Extracted data entries

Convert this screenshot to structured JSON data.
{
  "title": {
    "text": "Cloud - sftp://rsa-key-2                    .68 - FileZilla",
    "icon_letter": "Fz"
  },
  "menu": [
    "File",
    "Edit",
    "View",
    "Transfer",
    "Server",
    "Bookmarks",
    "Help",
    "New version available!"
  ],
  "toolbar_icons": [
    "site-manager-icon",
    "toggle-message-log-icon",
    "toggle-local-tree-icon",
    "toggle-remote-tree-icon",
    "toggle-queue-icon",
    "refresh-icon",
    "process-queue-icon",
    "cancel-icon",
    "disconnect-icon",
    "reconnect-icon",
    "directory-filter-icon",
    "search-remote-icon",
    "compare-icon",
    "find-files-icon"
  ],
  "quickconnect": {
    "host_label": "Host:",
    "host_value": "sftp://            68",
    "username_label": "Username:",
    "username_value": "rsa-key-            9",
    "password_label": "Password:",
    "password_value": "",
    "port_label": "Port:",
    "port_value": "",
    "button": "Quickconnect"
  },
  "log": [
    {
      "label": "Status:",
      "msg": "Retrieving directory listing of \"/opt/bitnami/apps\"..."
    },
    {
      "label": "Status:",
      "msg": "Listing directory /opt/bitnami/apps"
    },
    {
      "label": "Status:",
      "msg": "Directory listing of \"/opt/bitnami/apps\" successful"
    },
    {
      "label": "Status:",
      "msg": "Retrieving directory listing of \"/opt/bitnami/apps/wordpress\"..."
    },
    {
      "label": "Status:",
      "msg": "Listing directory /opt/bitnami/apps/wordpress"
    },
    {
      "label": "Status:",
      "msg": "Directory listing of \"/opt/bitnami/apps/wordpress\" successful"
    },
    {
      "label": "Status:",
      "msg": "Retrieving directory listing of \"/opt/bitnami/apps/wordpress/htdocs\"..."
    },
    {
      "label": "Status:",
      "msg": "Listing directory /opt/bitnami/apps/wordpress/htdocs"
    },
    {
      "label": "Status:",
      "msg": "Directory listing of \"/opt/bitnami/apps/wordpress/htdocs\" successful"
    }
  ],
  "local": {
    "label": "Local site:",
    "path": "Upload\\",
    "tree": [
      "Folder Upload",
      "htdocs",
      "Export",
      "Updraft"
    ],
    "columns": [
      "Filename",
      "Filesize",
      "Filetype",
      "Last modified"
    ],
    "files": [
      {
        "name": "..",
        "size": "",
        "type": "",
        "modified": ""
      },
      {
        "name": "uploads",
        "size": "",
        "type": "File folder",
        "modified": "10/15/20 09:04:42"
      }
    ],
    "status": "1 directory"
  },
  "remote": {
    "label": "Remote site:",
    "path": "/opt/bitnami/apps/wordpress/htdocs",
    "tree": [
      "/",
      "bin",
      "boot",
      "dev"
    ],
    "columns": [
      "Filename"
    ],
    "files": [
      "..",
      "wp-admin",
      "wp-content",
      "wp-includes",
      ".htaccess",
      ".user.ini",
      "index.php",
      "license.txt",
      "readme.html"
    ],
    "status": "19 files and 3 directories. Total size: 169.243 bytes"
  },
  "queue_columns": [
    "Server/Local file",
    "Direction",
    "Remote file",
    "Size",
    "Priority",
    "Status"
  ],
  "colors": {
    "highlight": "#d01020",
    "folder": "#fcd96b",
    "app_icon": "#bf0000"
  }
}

:: Requirements ::
Word for word, restate all of the data shown above.

:: Solution to this problem ::
Convert this screenshot to structured JSON data.
{
  "title": {
    "text": "Cloud - sftp://rsa-key-2                    .68 - FileZilla",
    "icon_letter": "Fz"
  },
  "menu": [
    "File",
    "Edit",
    "View",
    "Transfer",
    "Server",
    "Bookmarks",
    "Help",
    "New version available!"
  ],
  "toolbar_icons": [
    "site-manager-icon",
    "toggle-message-log-icon",
    "toggle-local-tree-icon",
    "toggle-remote-tree-icon",
    "toggle-queue-icon",
    "refresh-icon",
    "process-queue-icon",
    "cancel-icon",
    "disconnect-icon",
    "reconnect-icon",
    "directory-filter-icon",
    "search-remote-icon",
    "compare-icon",
    "find-files-icon"
  ],
  "quickconnect": {
    "host_label": "Host:",
    "host_value": "sftp://            68",
    "username_label": "Username:",
    "username_value": "rsa-key-            9",
    "password_label": "Password:",
    "password_value": "",
    "port_label": "Port:",
    "port_value": "",
    "button": "Quickconnect"
  },
  "log": [
    {
      "label": "Status:",
      "msg": "Retrieving directory listing of \"/opt/bitnami/apps\"..."
    },
    {
      "label": "Status:",
      "msg": "Listing directory /opt/bitnami/apps"
    },
    {
      "label": "Status:",
      "msg": "Directory listing of \"/opt/bitnami/apps\" successful"
    },
    {
      "label": "Status:",
      "msg": "Retrieving directory listing of \"/opt/bitnami/apps/wordpress\"..."
    },
    {
      "label": "Status:",
      "msg": "Listing directory /opt/bitnami/apps/wordpress"
    },
    {
      "label": "Status:",
      "msg": "Directory listing of \"/opt/bitnami/apps/wordpress\" successful"
    },
    {
      "label": "Status:",
      "msg": "Retrieving directory listing of \"/opt/bitnami/apps/wordpress/htdocs\"..."
    },
    {
      "label": "Status:",
      "msg": "Listing directory /opt/bitnami/apps/wordpress/htdocs"
    },
    {
      "label": "Status:",
      "msg": "Directory listing of \"/opt/bitnami/apps/wordpress/htdocs\" successful"
    }
  ],
  "local": {
    "label": "Local site:",
    "path": "Upload\\",
    "tree": [
      "Folder Upload",
      "htdocs",
      "Export",
      "Updraft"
    ],
    "columns": [
      "Filename",
      "Filesize",
      "Filetype",
      "Last modified"
    ],
    "files": [
      {
        "name": "..",
        "size": "",
        "type": "",
        "modified": ""
      },
      {
        "name": "uploads",
        "size": "",
        "type": "File folder",
        "modified": "10/15/20 09:04:42"
      }
    ],
    "status": "1 directory"
  },
  "remote": {
    "label": "Remote site:",
    "path": "/opt/bitnami/apps/wordpress/htdocs",
    "tree": [
      "/",
      "bin",
      "boot",
      "dev"
    ],
    "columns": [
      "Filename"
    ],
    "files": [
      "..",
      "wp-admin",
      "wp-content",
      "wp-includes",
      ".htaccess",
      ".user.ini",
      "index.php",
      "license.txt",
      "readme.html"
    ],
    "status": "19 files and 3 directories. Total size: 169.243 bytes"
  },
  "queue_columns": [
    "Server/Local file",
    "Direction",
    "Remote file",
    "Size",
    "Priority",
    "Status"
  ],
  "colors": {
    "highlight": "#d01020",
    "folder": "#fcd96b",
    "app_icon": "#bf0000"
  }
}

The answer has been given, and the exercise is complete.